[DATA SUPPLIED]
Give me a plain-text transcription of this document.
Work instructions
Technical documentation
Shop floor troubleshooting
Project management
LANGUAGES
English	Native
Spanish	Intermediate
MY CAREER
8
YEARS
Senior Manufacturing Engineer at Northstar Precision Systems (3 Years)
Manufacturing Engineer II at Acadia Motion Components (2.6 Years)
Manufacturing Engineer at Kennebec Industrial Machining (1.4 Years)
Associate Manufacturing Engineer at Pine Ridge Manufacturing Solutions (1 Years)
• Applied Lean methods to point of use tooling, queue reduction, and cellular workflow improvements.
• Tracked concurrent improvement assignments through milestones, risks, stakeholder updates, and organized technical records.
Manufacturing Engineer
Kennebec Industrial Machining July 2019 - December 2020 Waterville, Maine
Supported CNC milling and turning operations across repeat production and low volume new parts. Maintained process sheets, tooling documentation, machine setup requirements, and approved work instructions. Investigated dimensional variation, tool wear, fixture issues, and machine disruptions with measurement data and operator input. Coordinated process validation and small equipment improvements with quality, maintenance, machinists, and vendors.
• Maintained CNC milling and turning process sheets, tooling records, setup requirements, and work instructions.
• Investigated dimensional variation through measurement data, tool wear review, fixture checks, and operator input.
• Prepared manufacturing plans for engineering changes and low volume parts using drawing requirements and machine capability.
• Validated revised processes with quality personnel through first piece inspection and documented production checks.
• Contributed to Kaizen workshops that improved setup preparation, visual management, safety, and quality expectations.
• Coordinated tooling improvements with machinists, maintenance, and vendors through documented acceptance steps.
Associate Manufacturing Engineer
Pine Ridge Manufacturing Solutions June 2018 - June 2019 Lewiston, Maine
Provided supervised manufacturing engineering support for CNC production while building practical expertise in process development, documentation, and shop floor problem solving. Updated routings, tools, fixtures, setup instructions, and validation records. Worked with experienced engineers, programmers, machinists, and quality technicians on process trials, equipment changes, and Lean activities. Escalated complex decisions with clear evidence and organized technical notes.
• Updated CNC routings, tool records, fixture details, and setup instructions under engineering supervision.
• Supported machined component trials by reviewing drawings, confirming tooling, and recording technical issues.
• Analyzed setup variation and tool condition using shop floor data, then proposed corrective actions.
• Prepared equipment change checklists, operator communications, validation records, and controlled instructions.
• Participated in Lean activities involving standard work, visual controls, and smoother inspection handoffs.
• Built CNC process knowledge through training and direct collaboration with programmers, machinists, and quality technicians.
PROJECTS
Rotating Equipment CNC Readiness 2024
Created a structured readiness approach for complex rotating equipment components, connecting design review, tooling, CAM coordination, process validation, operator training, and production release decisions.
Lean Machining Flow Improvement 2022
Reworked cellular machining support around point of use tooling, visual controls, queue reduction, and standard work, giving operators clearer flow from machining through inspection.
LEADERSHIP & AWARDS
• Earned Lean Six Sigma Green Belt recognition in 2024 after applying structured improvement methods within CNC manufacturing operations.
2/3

[PROBLEM STATEMENT] Go through the listing and print each line exactly as it appears.

[CORRECT RESULT]
Give me a plain-text transcription of this document.
Work instructions
Technical documentation
Shop floor troubleshooting
Project management
LANGUAGES
English	Native
Spanish	Intermediate
MY CAREER
8
YEARS
Senior Manufacturing Engineer at Northstar Precision Systems (3 Years)
Manufacturing Engineer II at Acadia Motion Components (2.6 Years)
Manufacturing Engineer at Kennebec Industrial Machining (1.4 Years)
Associate Manufacturing Engineer at Pine Ridge Manufacturing Solutions (1 Years)
• Applied Lean methods to point of use tooling, queue reduction, and cellular workflow improvements.
• Tracked concurrent improvement assignments through milestones, risks, stakeholder updates, and organized technical records.
Manufacturing Engineer
Kennebec Industrial Machining July 2019 - December 2020 Waterville, Maine
Supported CNC milling and turning operations across repeat production and low volume new parts. Maintained process sheets, tooling documentation, machine setup requirements, and approved work instructions. Investigated dimensional variation, tool wear, fixture issues, and machine disruptions with measurement data and operator input. Coordinated process validation and small equipment improvements with quality, maintenance, machinists, and vendors.
• Maintained CNC milling and turning process sheets, tooling records, setup requirements, and work instructions.
• Investigated dimensional variation through measurement data, tool wear review, fixture checks, and operator input.
• Prepared manufacturing plans for engineering changes and low volume parts using drawing requirements and machine capability.
• Validated revised processes with quality personnel through first piece inspection and documented production checks.
• Contributed to Kaizen workshops that improved setup preparation, visual management, safety, and quality expectations.
• Coordinated tooling improvements with machinists, maintenance, and vendors through documented acceptance steps.
Associate Manufacturing Engineer
Pine Ridge Manufacturing Solutions June 2018 - June 2019 Lewiston, Maine
Provided supervised manufacturing engineering support for CNC production while building practical expertise in process development, documentation, and shop floor problem solving. Updated routings, tools, fixtures, setup instructions, and validation records. Worked with experienced engineers, programmers, machinists, and quality technicians on process trials, equipment changes, and Lean activities. Escalated complex decisions with clear evidence and organized technical notes.
• Updated CNC routings, tool records, fixture details, and setup instructions under engineering supervision.
• Supported machined component trials by reviewing drawings, confirming tooling, and recording technical issues.
• Analyzed setup variation and tool condition using shop floor data, then proposed corrective actions.
• Prepared equipment change checklists, operator communications, validation records, and controlled instructions.
• Participated in Lean activities involving standard work, visual controls, and smoother inspection handoffs.
• Built CNC process knowledge through training and direct collaboration with programmers, machinists, and quality technicians.
PROJECTS
Rotating Equipment CNC Readiness 2024
Created a structured readiness approach for complex rotating equipment components, connecting design review, tooling, CAM coordination, process validation, operator training, and production release decisions.
Lean Machining Flow Improvement 2022
Reworked cellular machining support around point of use tooling, visual controls, queue reduction, and standard work, giving operators clearer flow from machining through inspection.
LEADERSHIP & AWARDS
• Earned Lean Six Sigma Green Belt recognition in 2024 after applying structured improvement methods within CNC manufacturing operations.
2/3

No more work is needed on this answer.